# YOUR GOAL
Would you restate all the data that follows, word for word?

# PROVIDED RECORDS
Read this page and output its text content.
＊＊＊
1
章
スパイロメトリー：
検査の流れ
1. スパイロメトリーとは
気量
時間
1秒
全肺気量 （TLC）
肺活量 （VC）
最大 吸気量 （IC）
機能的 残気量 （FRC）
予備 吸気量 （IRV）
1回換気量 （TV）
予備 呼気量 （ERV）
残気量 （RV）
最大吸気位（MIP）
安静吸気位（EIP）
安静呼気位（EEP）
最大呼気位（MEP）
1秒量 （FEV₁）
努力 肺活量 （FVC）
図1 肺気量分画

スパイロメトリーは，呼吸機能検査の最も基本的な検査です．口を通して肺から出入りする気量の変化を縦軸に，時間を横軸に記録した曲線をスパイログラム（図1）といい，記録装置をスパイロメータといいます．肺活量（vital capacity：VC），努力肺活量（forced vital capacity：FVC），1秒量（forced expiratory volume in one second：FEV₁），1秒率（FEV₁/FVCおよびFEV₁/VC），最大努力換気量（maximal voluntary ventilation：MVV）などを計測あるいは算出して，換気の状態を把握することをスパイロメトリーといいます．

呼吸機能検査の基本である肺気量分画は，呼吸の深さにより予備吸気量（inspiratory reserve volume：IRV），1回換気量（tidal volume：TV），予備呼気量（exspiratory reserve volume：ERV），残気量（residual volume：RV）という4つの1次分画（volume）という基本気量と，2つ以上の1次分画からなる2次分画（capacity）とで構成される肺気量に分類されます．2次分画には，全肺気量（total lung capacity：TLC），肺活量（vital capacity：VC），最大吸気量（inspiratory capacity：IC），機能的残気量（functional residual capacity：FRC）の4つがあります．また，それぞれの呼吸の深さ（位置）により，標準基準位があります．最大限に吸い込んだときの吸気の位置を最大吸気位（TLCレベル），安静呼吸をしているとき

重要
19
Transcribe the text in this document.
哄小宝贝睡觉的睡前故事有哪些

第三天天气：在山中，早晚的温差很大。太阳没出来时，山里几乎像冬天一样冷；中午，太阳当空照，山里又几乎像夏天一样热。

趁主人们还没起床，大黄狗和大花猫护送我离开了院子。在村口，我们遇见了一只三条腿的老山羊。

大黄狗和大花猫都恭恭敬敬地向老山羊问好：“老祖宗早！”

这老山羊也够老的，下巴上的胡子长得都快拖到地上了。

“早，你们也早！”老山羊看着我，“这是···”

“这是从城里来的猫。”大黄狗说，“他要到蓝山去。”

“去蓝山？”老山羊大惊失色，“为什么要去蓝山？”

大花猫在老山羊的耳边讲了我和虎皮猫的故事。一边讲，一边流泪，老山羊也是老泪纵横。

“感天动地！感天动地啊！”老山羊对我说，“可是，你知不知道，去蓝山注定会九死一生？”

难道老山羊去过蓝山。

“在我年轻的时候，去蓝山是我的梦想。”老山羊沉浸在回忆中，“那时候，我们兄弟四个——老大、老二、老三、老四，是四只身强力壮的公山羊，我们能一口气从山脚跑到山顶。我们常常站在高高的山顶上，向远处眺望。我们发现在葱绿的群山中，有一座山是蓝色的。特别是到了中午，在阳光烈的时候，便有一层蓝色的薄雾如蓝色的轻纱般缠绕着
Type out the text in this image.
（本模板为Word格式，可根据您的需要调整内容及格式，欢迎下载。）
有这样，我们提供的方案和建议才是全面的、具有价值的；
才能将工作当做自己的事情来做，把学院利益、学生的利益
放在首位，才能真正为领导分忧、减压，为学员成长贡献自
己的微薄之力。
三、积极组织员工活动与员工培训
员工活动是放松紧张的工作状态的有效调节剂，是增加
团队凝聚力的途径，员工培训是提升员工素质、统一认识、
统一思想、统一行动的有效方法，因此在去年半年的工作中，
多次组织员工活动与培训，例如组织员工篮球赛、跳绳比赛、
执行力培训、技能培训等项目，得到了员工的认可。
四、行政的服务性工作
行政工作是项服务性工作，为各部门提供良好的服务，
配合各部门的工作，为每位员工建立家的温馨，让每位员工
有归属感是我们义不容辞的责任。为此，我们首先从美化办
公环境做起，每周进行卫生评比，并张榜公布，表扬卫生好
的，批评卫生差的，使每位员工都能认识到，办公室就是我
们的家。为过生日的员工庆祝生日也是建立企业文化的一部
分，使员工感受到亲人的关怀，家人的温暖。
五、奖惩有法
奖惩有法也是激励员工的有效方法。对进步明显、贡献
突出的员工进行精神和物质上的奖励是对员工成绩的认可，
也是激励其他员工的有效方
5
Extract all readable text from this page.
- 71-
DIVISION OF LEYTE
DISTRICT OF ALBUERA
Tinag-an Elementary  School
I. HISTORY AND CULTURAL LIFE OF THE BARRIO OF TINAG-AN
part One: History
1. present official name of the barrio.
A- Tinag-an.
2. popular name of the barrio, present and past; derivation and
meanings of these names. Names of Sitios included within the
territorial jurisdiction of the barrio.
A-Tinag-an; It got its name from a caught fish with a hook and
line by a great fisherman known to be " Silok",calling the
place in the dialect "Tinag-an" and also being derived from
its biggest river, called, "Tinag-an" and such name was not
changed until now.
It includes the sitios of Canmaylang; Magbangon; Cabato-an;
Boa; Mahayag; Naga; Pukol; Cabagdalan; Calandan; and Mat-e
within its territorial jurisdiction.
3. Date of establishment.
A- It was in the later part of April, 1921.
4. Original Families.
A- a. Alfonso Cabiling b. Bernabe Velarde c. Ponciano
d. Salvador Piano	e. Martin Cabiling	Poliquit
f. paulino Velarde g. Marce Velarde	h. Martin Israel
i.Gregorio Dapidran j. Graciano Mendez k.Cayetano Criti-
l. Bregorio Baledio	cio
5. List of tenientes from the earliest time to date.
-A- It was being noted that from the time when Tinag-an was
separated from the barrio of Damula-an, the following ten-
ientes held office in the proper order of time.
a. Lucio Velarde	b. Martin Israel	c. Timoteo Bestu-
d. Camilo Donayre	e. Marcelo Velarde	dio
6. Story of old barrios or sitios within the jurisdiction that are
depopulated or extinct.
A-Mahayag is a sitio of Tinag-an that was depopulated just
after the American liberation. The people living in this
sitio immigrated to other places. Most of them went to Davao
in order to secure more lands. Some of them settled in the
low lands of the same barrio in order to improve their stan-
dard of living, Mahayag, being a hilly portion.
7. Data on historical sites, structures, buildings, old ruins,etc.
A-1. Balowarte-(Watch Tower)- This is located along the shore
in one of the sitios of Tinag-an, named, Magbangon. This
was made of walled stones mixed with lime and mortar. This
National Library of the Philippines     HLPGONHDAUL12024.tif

# EXERCISE SOLUTION
Read this page and output its text content.
＊＊＊
1
章
スパイロメトリー：
検査の流れ
1. スパイロメトリーとは
気量
時間
1秒
全肺気量 （TLC）
肺活量 （VC）
最大 吸気量 （IC）
機能的 残気量 （FRC）
予備 吸気量 （IRV）
1回換気量 （TV）
予備 呼気量 （ERV）
残気量 （RV）
最大吸気位（MIP）
安静吸気位（EIP）
安静呼気位（EEP）
最大呼気位（MEP）
1秒量 （FEV₁）
努力 肺活量 （FVC）
図1 肺気量分画

スパイロメトリーは，呼吸機能検査の最も基本的な検査です．口を通して肺から出入りする気量の変化を縦軸に，時間を横軸に記録した曲線をスパイログラム（図1）といい，記録装置をスパイロメータといいます．肺活量（vital capacity：VC），努力肺活量（forced vital capacity：FVC），1秒量（forced expiratory volume in one second：FEV₁），1秒率（FEV₁/FVCおよびFEV₁/VC），最大努力換気量（maximal voluntary ventilation：MVV）などを計測あるいは算出して，換気の状態を把握することをスパイロメトリーといいます．

呼吸機能検査の基本である肺気量分画は，呼吸の深さにより予備吸気量（inspiratory reserve volume：IRV），1回換気量（tidal volume：TV），予備呼気量（exspiratory reserve volume：ERV），残気量（residual volume：RV）という4つの1次分画（volume）という基本気量と，2つ以上の1次分画からなる2次分画（capacity）とで構成される肺気量に分類されます．2次分画には，全肺気量（total lung capacity：TLC），肺活量（vital capacity：VC），最大吸気量（inspiratory capacity：IC），機能的残気量（functional residual capacity：FRC）の4つがあります．また，それぞれの呼吸の深さ（位置）により，標準基準位があります．最大限に吸い込んだときの吸気の位置を最大吸気位（TLCレベル），安静呼吸をしているとき

重要
19
Transcribe the text in this document.
哄小宝贝睡觉的睡前故事有哪些

第三天天气：在山中，早晚的温差很大。太阳没出来时，山里几乎像冬天一样冷；中午，太阳当空照，山里又几乎像夏天一样热。

趁主人们还没起床，大黄狗和大花猫护送我离开了院子。在村口，我们遇见了一只三条腿的老山羊。

大黄狗和大花猫都恭恭敬敬地向老山羊问好：“老祖宗早！”

这老山羊也够老的，下巴上的胡子长得都快拖到地上了。

“早，你们也早！”老山羊看着我，“这是···”

“这是从城里来的猫。”大黄狗说，“他要到蓝山去。”

“去蓝山？”老山羊大惊失色，“为什么要去蓝山？”

大花猫在老山羊的耳边讲了我和虎皮猫的故事。一边讲，一边流泪，老山羊也是老泪纵横。

“感天动地！感天动地啊！”老山羊对我说，“可是，你知不知道，去蓝山注定会九死一生？”

难道老山羊去过蓝山。

“在我年轻的时候，去蓝山是我的梦想。”老山羊沉浸在回忆中，“那时候，我们兄弟四个——老大、老二、老三、老四，是四只身强力壮的公山羊，我们能一口气从山脚跑到山顶。我们常常站在高高的山顶上，向远处眺望。我们发现在葱绿的群山中，有一座山是蓝色的。特别是到了中午，在阳光烈的时候，便有一层蓝色的薄雾如蓝色的轻纱般缠绕着
Type out the text in this image.
（本模板为Word格式，可根据您的需要调整内容及格式，欢迎下载。）
有这样，我们提供的方案和建议才是全面的、具有价值的；
才能将工作当做自己的事情来做，把学院利益、学生的利益
放在首位，才能真正为领导分忧、减压，为学员成长贡献自
己的微薄之力。
三、积极组织员工活动与员工培训
员工活动是放松紧张的工作状态的有效调节剂，是增加
团队凝聚力的途径，员工培训是提升员工素质、统一认识、
统一思想、统一行动的有效方法，因此在去年半年的工作中，
多次组织员工活动与培训，例如组织员工篮球赛、跳绳比赛、
执行力培训、技能培训等项目，得到了员工的认可。
四、行政的服务性工作
行政工作是项服务性工作，为各部门提供良好的服务，
配合各部门的工作，为每位员工建立家的温馨，让每位员工
有归属感是我们义不容辞的责任。为此，我们首先从美化办
公环境做起，每周进行卫生评比，并张榜公布，表扬卫生好
的，批评卫生差的，使每位员工都能认识到，办公室就是我
们的家。为过生日的员工庆祝生日也是建立企业文化的一部
分，使员工感受到亲人的关怀，家人的温暖。
五、奖惩有法
奖惩有法也是激励员工的有效方法。对进步明显、贡献
突出的员工进行精神和物质上的奖励是对员工成绩的认可，
也是激励其他员工的有效方
5
Extract all readable text from this page.
- 71-
DIVISION OF LEYTE
DISTRICT OF ALBUERA
Tinag-an Elementary  School
I. HISTORY AND CULTURAL LIFE OF THE BARRIO OF TINAG-AN
part One: History
1. present official name of the barrio.
A- Tinag-an.
2. popular name of the barrio, present and past; derivation and
meanings of these names. Names of Sitios included within the
territorial jurisdiction of the barrio.
A-Tinag-an; It got its name from a caught fish with a hook and
line by a great fisherman known to be " Silok",calling the
place in the dialect "Tinag-an" and also being derived from
its biggest river, called, "Tinag-an" and such name was not
changed until now.
It includes the sitios of Canmaylang; Magbangon; Cabato-an;
Boa; Mahayag; Naga; Pukol; Cabagdalan; Calandan; and Mat-e
within its territorial jurisdiction.
3. Date of establishment.
A- It was in the later part of April, 1921.
4. Original Families.
A- a. Alfonso Cabiling b. Bernabe Velarde c. Ponciano
d. Salvador Piano	e. Martin Cabiling	Poliquit
f. paulino Velarde g. Marce Velarde	h. Martin Israel
i.Gregorio Dapidran j. Graciano Mendez k.Cayetano Criti-
l. Bregorio Baledio	cio
5. List of tenientes from the earliest time to date.
-A- It was being noted that from the time when Tinag-an was
separated from the barrio of Damula-an, the following ten-
ientes held office in the proper order of time.
a. Lucio Velarde	b. Martin Israel	c. Timoteo Bestu-
d. Camilo Donayre	e. Marcelo Velarde	dio
6. Story of old barrios or sitios within the jurisdiction that are
depopulated or extinct.
A-Mahayag is a sitio of Tinag-an that was depopulated just
after the American liberation. The people living in this
sitio immigrated to other places. Most of them went to Davao
in order to secure more lands. Some of them settled in the
low lands of the same barrio in order to improve their stan-
dard of living, Mahayag, being a hilly portion.
7. Data on historical sites, structures, buildings, old ruins,etc.
A-1. Balowarte-(Watch Tower)- This is located along the shore
in one of the sitios of Tinag-an, named, Magbangon. This
was made of walled stones mixed with lime and mortar. This
National Library of the Philippines     HLPGONHDAUL12024.tif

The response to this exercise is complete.